- [Tarefa A]
Como você resumiria, em duas frases, o artigo sobre o papado de Francisco?

- [Texto]
▽
6 Paradoxos do Papado de Francisco
NATIONAL CATHOLIC REGISTER - Andréa Gagliarducci - 24 abril, 2025

ANÁLISE: À luz desses numerosos paradoxos, qual é o legado do Papa Francisco?
Paradoxal e incompleto: o pontificado do Papa Francisco pode ser resumido nestas duas palavras.
Só o tempo dirá se sua liderança deu uma nova direção permanente à Igreja; se sua mentalidade mudou fundamentalmente sob sua liderança, ou se Francisco foi o único revolucionário; se as pessoas estavam implementando significativamente as mudanças que ele realizou, ou simplesmente esperando que tudo passasse ao seu redor.
Quando o Papa Francisco apareceu pela primeira vez da loggia, 12 anos atrás, ele falou a língua do povo com um simples " Buonasera ". De fato, ele fez com que o povo o abençoasse — um dos muitos toques sul-americanos aos quais ele nos acostumaria com o tempo.
Mas o pontificado do Papa Francisco foi realmente um pontificado para o povo? Foi, em vez disso, um pontificado para o pueblo, uma categoria quase mística típica do populismo latino-americano. O Papa pensava no pueblo quando se uniu ao clamor por terra, abrigo e trabalho com os movimentos populares; quando enfatizou a presença de um Deus que acolhe todos , todos , todos ; quando reclamou das elites e destacou que da periferia se vê melhor o centro.
△
- [Tarefa B]
Quais linhas contêm a palavra "screenshot"? Localize-as e copie-as, diferenciando maiúsculas de minúsculas.

[Dados de elementos e regiões]
▽
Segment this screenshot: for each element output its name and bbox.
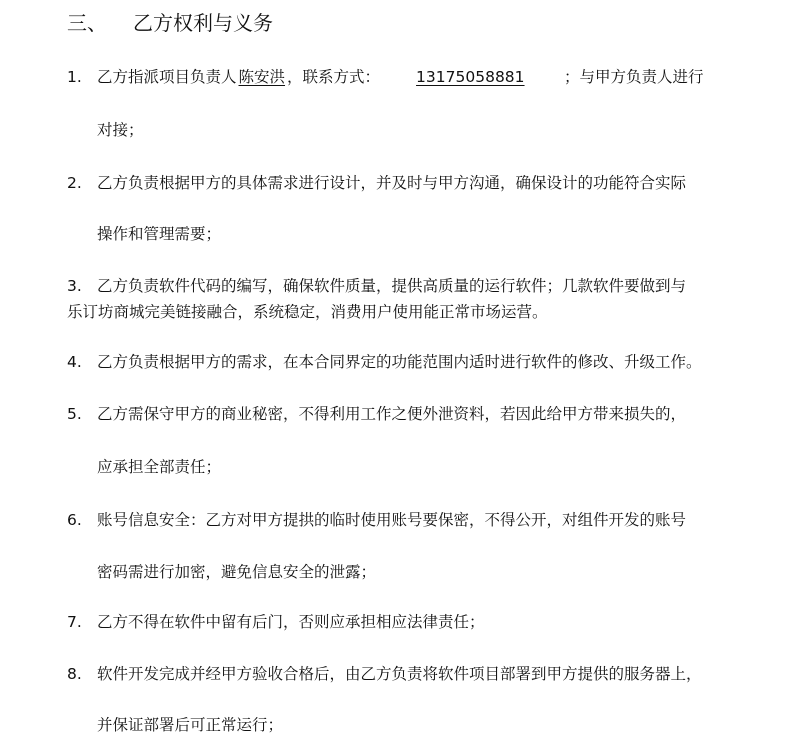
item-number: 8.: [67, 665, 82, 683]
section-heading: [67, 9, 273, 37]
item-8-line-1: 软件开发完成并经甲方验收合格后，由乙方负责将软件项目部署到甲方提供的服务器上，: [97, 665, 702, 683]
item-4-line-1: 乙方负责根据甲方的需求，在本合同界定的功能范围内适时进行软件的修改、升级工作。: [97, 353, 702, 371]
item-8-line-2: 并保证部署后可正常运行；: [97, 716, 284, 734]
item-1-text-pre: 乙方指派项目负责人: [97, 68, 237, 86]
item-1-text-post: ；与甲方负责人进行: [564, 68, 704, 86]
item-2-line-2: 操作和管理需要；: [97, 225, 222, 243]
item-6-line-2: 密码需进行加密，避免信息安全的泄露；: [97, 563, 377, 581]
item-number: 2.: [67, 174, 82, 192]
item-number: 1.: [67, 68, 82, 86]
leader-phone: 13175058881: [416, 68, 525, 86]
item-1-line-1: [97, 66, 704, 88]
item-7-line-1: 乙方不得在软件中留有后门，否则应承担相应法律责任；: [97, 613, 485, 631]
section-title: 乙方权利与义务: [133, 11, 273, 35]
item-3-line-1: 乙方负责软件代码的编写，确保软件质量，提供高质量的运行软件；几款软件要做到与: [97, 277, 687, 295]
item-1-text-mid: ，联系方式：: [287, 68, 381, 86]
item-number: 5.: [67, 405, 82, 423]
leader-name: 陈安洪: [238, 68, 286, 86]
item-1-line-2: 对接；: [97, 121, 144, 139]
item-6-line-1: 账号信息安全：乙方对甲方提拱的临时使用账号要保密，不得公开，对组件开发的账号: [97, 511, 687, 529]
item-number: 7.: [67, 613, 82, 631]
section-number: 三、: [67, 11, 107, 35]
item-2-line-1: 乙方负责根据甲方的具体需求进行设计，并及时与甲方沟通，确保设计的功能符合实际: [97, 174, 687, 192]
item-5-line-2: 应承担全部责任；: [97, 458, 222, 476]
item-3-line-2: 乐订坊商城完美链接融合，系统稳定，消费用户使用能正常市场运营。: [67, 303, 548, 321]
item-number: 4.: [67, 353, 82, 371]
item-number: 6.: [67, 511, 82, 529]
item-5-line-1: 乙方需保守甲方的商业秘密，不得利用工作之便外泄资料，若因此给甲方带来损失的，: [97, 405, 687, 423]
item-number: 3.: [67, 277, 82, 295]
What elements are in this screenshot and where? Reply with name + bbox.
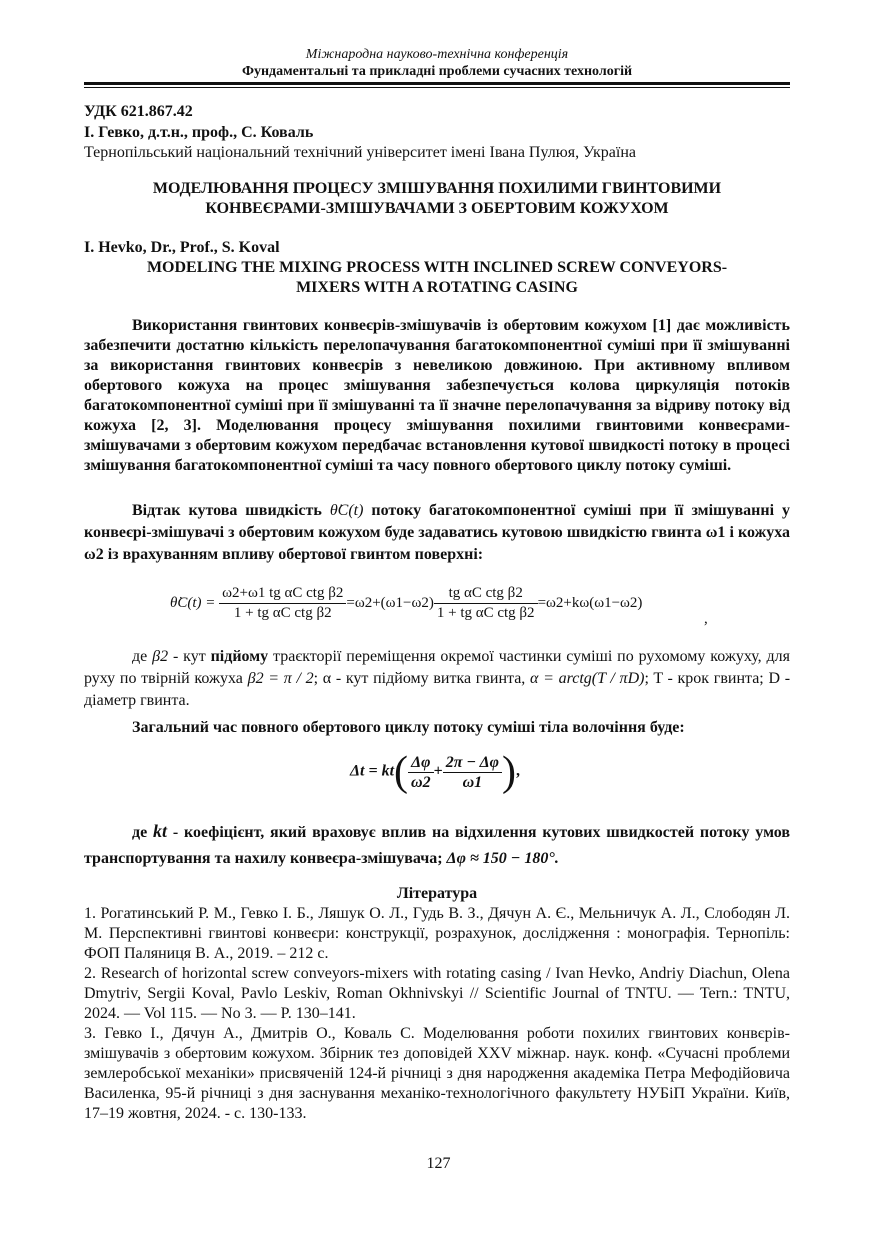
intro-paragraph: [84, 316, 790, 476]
△
- [Resolução A]
O artigo define o pontificado do Papa Francisco como paradoxal e incompleto e afirma que só o tempo dirá se ele deu uma nova direção permanente à Igreja. Segundo o artigo, seu papado, iniciado com um simples "Buonasera" na loggia, foi antes um pontificado para o pueblo, categoria quase mística típica do populismo latino-americano.

- [Resolução B]
Segment this screenshot: for each element output its name and bbox.
What elements are in this screenshot and where? Reply with name + bbox.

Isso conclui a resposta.